Problem description: Only the pictures are to be left out; set down the rest of the records exactly.

***** Stored records *****

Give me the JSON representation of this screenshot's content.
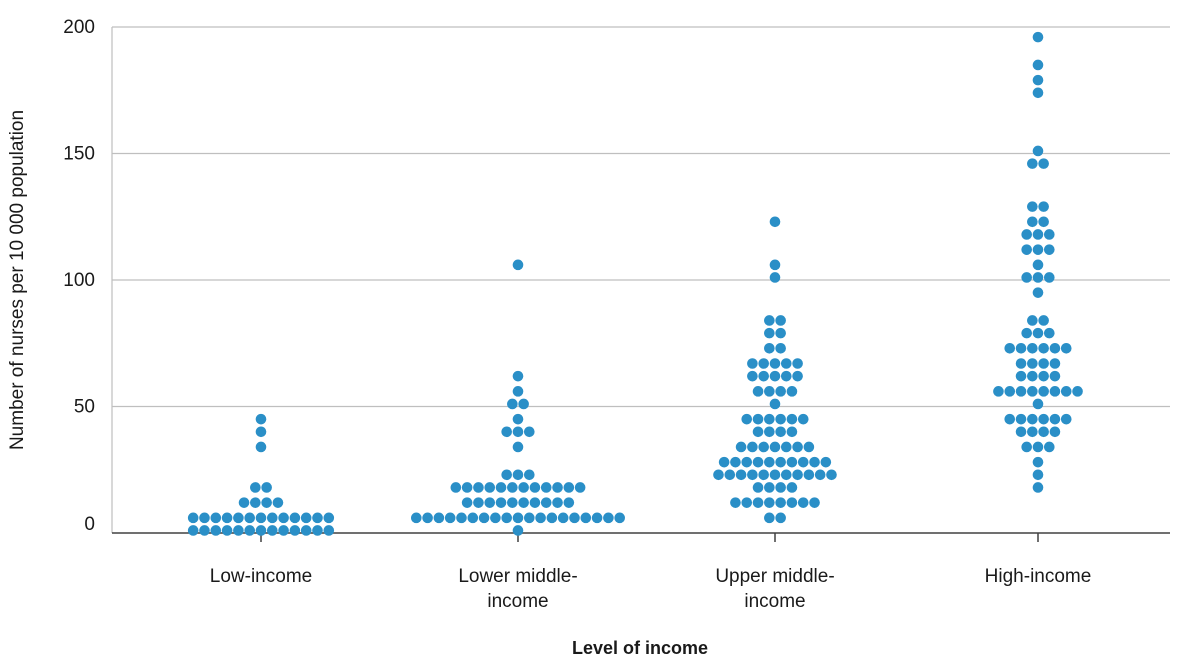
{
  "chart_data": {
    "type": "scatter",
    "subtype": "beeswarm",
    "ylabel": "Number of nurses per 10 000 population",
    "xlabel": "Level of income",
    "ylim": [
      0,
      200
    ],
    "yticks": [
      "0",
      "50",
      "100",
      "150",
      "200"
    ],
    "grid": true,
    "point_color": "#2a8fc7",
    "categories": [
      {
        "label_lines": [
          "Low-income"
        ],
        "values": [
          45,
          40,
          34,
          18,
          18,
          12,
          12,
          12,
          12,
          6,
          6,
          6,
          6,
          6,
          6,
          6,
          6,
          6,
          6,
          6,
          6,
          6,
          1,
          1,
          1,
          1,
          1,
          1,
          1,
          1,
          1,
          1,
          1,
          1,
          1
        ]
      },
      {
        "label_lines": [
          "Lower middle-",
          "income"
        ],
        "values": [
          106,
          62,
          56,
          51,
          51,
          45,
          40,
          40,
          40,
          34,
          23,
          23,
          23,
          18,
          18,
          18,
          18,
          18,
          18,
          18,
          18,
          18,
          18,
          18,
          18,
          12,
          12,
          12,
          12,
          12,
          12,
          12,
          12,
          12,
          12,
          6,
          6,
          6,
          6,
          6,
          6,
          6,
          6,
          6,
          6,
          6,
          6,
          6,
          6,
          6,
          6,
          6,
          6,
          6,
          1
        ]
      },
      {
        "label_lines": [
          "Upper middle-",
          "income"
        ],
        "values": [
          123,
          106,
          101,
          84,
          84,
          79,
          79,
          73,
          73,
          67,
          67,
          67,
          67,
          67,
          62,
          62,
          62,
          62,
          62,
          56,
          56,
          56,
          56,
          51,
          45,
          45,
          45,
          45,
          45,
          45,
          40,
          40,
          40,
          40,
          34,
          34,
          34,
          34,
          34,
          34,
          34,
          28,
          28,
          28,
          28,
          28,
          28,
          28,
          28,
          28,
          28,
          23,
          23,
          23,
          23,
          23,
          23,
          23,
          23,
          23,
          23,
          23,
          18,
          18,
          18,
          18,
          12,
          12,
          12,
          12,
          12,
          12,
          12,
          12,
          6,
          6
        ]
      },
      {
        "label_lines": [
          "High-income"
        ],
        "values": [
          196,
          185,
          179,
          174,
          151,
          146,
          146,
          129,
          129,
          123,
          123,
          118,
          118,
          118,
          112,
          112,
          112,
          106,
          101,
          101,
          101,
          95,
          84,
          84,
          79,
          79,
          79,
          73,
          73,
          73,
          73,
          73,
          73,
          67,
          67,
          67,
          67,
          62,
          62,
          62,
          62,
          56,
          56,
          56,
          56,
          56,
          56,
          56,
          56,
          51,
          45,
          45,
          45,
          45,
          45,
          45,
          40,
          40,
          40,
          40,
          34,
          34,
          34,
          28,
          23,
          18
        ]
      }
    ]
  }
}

*****

Response to the exercise:
Give me the JSON representation of this screenshot's content.
{
  "chart_data": {
    "type": "scatter",
    "subtype": "beeswarm",
    "ylabel": "Number of nurses per 10 000 population",
    "xlabel": "Level of income",
    "ylim": [
      0,
      200
    ],
    "yticks": [
      "0",
      "50",
      "100",
      "150",
      "200"
    ],
    "grid": true,
    "point_color": "#2a8fc7",
    "categories": [
      {
        "label_lines": [
          "Low-income"
        ],
        "values": [
          45,
          40,
          34,
          18,
          18,
          12,
          12,
          12,
          12,
          6,
          6,
          6,
          6,
          6,
          6,
          6,
          6,
          6,
          6,
          6,
          6,
          6,
          1,
          1,
          1,
          1,
          1,
          1,
          1,
          1,
          1,
          1,
          1,
          1,
          1
        ]
      },
      {
        "label_lines": [
          "Lower middle-",
          "income"
        ],
        "values": [
          106,
          62,
          56,
          51,
          51,
          45,
          40,
          40,
          40,
          34,
          23,
          23,
          23,
          18,
          18,
          18,
          18,
          18,
          18,
          18,
          18,
          18,
          18,
          18,
          18,
          12,
          12,
          12,
          12,
          12,
          12,
          12,
          12,
          12,
          12,
          6,
          6,
          6,
          6,
          6,
          6,
          6,
          6,
          6,
          6,
          6,
          6,
          6,
          6,
          6,
          6,
          6,
          6,
          6,
          1
        ]
      },
      {
        "label_lines": [
          "Upper middle-",
          "income"
        ],
        "values": [
          123,
          106,
          101,
          84,
          84,
          79,
          79,
          73,
          73,
          67,
          67,
          67,
          67,
          67,
          62,
          62,
          62,
          62,
          62,
          56,
          56,
          56,
          56,
          51,
          45,
          45,
          45,
          45,
          45,
          45,
          40,
          40,
          40,
          40,
          34,
          34,
          34,
          34,
          34,
          34,
          34,
          28,
          28,
          28,
          28,
          28,
          28,
          28,
          28,
          28,
          28,
          23,
          23,
          23,
          23,
          23,
          23,
          23,
          23,
          23,
          23,
          23,
          18,
          18,
          18,
          18,
          12,
          12,
          12,
          12,
          12,
          12,
          12,
          12,
          6,
          6
        ]
      },
      {
        "label_lines": [
          "High-income"
        ],
        "values": [
          196,
          185,
          179,
          174,
          151,
          146,
          146,
          129,
          129,
          123,
          123,
          118,
          118,
          118,
          112,
          112,
          112,
          106,
          101,
          101,
          101,
          95,
          84,
          84,
          79,
          79,
          79,
          73,
          73,
          73,
          73,
          73,
          73,
          67,
          67,
          67,
          67,
          62,
          62,
          62,
          62,
          56,
          56,
          56,
          56,
          56,
          56,
          56,
          56,
          51,
          45,
          45,
          45,
          45,
          45,
          45,
          40,
          40,
          40,
          40,
          34,
          34,
          34,
          28,
          23,
          18
        ]
      }
    ]
  }
}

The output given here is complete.